**Task goal:** Go through the records and show each line where the word "Producció" occurs.

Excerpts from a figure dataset
-*-*-

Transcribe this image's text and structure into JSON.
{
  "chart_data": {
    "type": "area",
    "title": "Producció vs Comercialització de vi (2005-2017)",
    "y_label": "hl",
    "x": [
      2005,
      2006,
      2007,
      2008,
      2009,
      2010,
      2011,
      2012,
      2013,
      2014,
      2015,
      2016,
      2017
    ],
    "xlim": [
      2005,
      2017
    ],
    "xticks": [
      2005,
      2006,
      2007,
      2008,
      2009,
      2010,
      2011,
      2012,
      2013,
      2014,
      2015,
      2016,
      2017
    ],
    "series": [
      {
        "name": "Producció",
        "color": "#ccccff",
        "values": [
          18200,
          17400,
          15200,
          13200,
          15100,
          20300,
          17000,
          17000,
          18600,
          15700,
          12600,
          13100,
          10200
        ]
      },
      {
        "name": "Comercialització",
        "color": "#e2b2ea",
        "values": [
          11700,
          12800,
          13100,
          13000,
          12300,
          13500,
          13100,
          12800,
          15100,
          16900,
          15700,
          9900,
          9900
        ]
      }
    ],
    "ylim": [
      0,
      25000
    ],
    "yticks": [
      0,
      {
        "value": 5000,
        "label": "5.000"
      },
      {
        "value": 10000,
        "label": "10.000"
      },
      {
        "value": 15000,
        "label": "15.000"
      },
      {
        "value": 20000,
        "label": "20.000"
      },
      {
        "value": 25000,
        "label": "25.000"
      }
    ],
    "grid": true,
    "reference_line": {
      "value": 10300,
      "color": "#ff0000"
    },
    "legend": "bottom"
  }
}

-*-*-

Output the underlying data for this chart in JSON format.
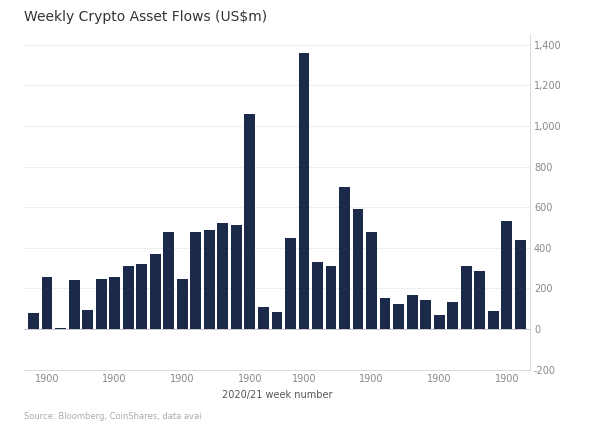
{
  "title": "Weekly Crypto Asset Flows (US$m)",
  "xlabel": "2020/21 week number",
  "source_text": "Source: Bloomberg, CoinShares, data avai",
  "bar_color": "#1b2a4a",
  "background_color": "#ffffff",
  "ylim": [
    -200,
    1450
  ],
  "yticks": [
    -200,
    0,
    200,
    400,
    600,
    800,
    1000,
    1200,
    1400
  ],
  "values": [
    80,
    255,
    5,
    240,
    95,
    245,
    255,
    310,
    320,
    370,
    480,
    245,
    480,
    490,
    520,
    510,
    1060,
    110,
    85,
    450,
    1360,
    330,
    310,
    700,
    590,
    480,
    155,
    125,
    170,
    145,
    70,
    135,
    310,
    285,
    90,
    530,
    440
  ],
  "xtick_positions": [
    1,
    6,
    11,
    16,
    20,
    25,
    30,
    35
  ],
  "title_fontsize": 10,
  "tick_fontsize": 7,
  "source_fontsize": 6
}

-*-*-

**Written answer:**
    "title": "Producció vs Comercialització de vi (2005-2017)",
        "name": "Producció",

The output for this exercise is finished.